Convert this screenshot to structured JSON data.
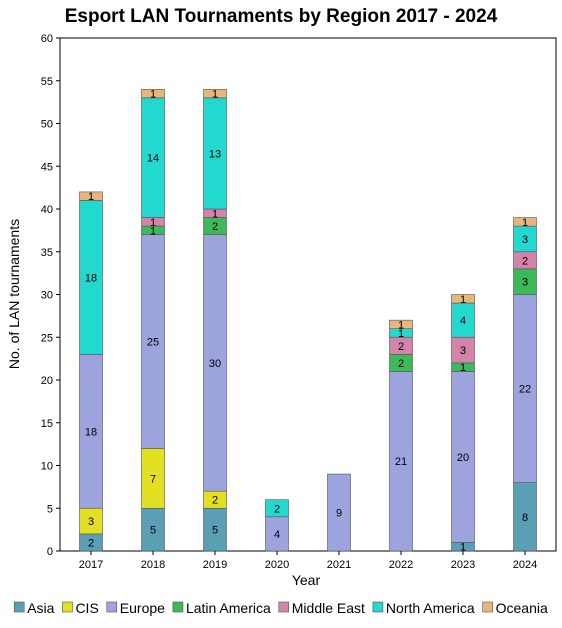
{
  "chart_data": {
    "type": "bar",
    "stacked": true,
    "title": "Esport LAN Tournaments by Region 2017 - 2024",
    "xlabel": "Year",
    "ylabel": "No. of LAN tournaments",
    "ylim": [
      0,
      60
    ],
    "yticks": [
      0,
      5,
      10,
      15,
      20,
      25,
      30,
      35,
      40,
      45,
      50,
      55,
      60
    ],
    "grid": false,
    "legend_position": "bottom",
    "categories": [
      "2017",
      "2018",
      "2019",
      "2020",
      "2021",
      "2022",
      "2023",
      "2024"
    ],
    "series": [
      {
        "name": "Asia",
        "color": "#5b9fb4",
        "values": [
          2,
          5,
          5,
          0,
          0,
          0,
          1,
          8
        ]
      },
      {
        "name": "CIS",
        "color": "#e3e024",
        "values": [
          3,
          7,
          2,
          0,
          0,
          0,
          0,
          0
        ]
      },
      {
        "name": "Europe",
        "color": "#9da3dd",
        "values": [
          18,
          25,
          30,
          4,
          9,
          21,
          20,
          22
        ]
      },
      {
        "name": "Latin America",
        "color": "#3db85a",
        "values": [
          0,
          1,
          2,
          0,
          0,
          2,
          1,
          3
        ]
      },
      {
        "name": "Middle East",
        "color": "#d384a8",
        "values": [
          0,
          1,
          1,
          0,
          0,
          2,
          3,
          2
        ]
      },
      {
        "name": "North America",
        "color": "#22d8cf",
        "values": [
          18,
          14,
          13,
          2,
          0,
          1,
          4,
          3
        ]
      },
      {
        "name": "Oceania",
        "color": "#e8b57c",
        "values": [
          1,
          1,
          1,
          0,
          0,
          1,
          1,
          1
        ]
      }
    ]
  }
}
....
* **What you have to do**: Transcribe all the records above word for word, without their images.

* **Task answer**:
Convert this screenshot to structured JSON data.
{
  "chart_data": {
    "type": "bar",
    "stacked": true,
    "title": "Esport LAN Tournaments by Region 2017 - 2024",
    "xlabel": "Year",
    "ylabel": "No. of LAN tournaments",
    "ylim": [
      0,
      60
    ],
    "yticks": [
      0,
      5,
      10,
      15,
      20,
      25,
      30,
      35,
      40,
      45,
      50,
      55,
      60
    ],
    "grid": false,
    "legend_position": "bottom",
    "categories": [
      "2017",
      "2018",
      "2019",
      "2020",
      "2021",
      "2022",
      "2023",
      "2024"
    ],
    "series": [
      {
        "name": "Asia",
        "color": "#5b9fb4",
        "values": [
          2,
          5,
          5,
          0,
          0,
          0,
          1,
          8
        ]
      },
      {
        "name": "CIS",
        "color": "#e3e024",
        "values": [
          3,
          7,
          2,
          0,
          0,
          0,
          0,
          0
        ]
      },
      {
        "name": "Europe",
        "color": "#9da3dd",
        "values": [
          18,
          25,
          30,
          4,
          9,
          21,
          20,
          22
        ]
      },
      {
        "name": "Latin America",
        "color": "#3db85a",
        "values": [
          0,
          1,
          2,
          0,
          0,
          2,
          1,
          3
        ]
      },
      {
        "name": "Middle East",
        "color": "#d384a8",
        "values": [
          0,
          1,
          1,
          0,
          0,
          2,
          3,
          2
        ]
      },
      {
        "name": "North America",
        "color": "#22d8cf",
        "values": [
          18,
          14,
          13,
          2,
          0,
          1,
          4,
          3
        ]
      },
      {
        "name": "Oceania",
        "color": "#e8b57c",
        "values": [
          1,
          1,
          1,
          0,
          0,
          1,
          1,
          1
        ]
      }
    ]
  }
}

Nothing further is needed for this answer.